Copy all records verbatim.

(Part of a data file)
--- BEGIN ---
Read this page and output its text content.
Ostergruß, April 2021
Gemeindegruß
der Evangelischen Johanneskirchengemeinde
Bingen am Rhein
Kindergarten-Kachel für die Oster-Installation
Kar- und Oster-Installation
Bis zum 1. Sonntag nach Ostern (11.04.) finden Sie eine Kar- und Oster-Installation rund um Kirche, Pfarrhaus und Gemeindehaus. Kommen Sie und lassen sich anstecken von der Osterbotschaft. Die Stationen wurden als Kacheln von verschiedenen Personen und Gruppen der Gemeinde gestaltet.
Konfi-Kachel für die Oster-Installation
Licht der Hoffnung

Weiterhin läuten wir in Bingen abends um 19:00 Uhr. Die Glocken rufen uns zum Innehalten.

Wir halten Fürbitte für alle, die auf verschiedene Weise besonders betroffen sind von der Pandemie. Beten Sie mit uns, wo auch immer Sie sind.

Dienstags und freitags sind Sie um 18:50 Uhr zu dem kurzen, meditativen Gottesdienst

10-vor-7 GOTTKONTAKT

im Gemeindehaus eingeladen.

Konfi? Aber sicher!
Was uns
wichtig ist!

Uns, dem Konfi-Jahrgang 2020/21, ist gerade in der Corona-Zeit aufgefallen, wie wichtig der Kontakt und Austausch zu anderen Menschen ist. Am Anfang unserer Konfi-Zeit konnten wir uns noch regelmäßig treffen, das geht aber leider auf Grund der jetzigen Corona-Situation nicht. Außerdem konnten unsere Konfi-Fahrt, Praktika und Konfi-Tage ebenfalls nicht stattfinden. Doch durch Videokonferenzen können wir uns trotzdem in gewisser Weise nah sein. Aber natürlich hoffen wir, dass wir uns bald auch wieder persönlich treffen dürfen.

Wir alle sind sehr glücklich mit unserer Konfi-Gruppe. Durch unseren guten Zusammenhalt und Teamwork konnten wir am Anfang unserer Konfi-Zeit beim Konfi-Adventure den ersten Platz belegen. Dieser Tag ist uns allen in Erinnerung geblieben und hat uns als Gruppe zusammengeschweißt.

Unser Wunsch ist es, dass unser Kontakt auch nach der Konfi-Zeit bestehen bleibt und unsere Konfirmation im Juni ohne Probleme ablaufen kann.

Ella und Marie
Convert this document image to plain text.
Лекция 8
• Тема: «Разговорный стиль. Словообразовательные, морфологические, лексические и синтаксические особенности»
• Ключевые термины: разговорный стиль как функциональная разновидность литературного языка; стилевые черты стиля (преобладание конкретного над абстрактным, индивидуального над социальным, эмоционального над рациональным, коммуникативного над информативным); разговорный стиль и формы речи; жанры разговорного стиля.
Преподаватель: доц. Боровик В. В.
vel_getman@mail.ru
--- END ---
• **Exercise answer**
Read this page and output its text content.
Ostergruß, April 2021
Gemeindegruß
der Evangelischen Johanneskirchengemeinde
Bingen am Rhein
Kindergarten-Kachel für die Oster-Installation
Kar- und Oster-Installation
Bis zum 1. Sonntag nach Ostern (11.04.) finden Sie eine Kar- und Oster-Installation rund um Kirche, Pfarrhaus und Gemeindehaus. Kommen Sie und lassen sich anstecken von der Osterbotschaft. Die Stationen wurden als Kacheln von verschiedenen Personen und Gruppen der Gemeinde gestaltet.
Konfi-Kachel für die Oster-Installation
Licht der Hoffnung

Weiterhin läuten wir in Bingen abends um 19:00 Uhr. Die Glocken rufen uns zum Innehalten.

Wir halten Fürbitte für alle, die auf verschiedene Weise besonders betroffen sind von der Pandemie. Beten Sie mit uns, wo auch immer Sie sind.

Dienstags und freitags sind Sie um 18:50 Uhr zu dem kurzen, meditativen Gottesdienst

10-vor-7 GOTTKONTAKT

im Gemeindehaus eingeladen.

Konfi? Aber sicher!
Was uns
wichtig ist!

Uns, dem Konfi-Jahrgang 2020/21, ist gerade in der Corona-Zeit aufgefallen, wie wichtig der Kontakt und Austausch zu anderen Menschen ist. Am Anfang unserer Konfi-Zeit konnten wir uns noch regelmäßig treffen, das geht aber leider auf Grund der jetzigen Corona-Situation nicht. Außerdem konnten unsere Konfi-Fahrt, Praktika und Konfi-Tage ebenfalls nicht stattfinden. Doch durch Videokonferenzen können wir uns trotzdem in gewisser Weise nah sein. Aber natürlich hoffen wir, dass wir uns bald auch wieder persönlich treffen dürfen.

Wir alle sind sehr glücklich mit unserer Konfi-Gruppe. Durch unseren guten Zusammenhalt und Teamwork konnten wir am Anfang unserer Konfi-Zeit beim Konfi-Adventure den ersten Platz belegen. Dieser Tag ist uns allen in Erinnerung geblieben und hat uns als Gruppe zusammengeschweißt.

Unser Wunsch ist es, dass unser Kontakt auch nach der Konfi-Zeit bestehen bleibt und unsere Konfirmation im Juni ohne Probleme ablaufen kann.

Ella und Marie
Convert this document image to plain text.
Лекция 8
• Тема: «Разговорный стиль. Словообразовательные, морфологические, лексические и синтаксические особенности»
• Ключевые термины: разговорный стиль как функциональная разновидность литературного языка; стилевые черты стиля (преобладание конкретного над абстрактным, индивидуального над социальным, эмоционального над рациональным, коммуникативного над информативным); разговорный стиль и формы речи; жанры разговорного стиля.
Преподаватель: доц. Боровик В. В.
vel_getman@mail.ru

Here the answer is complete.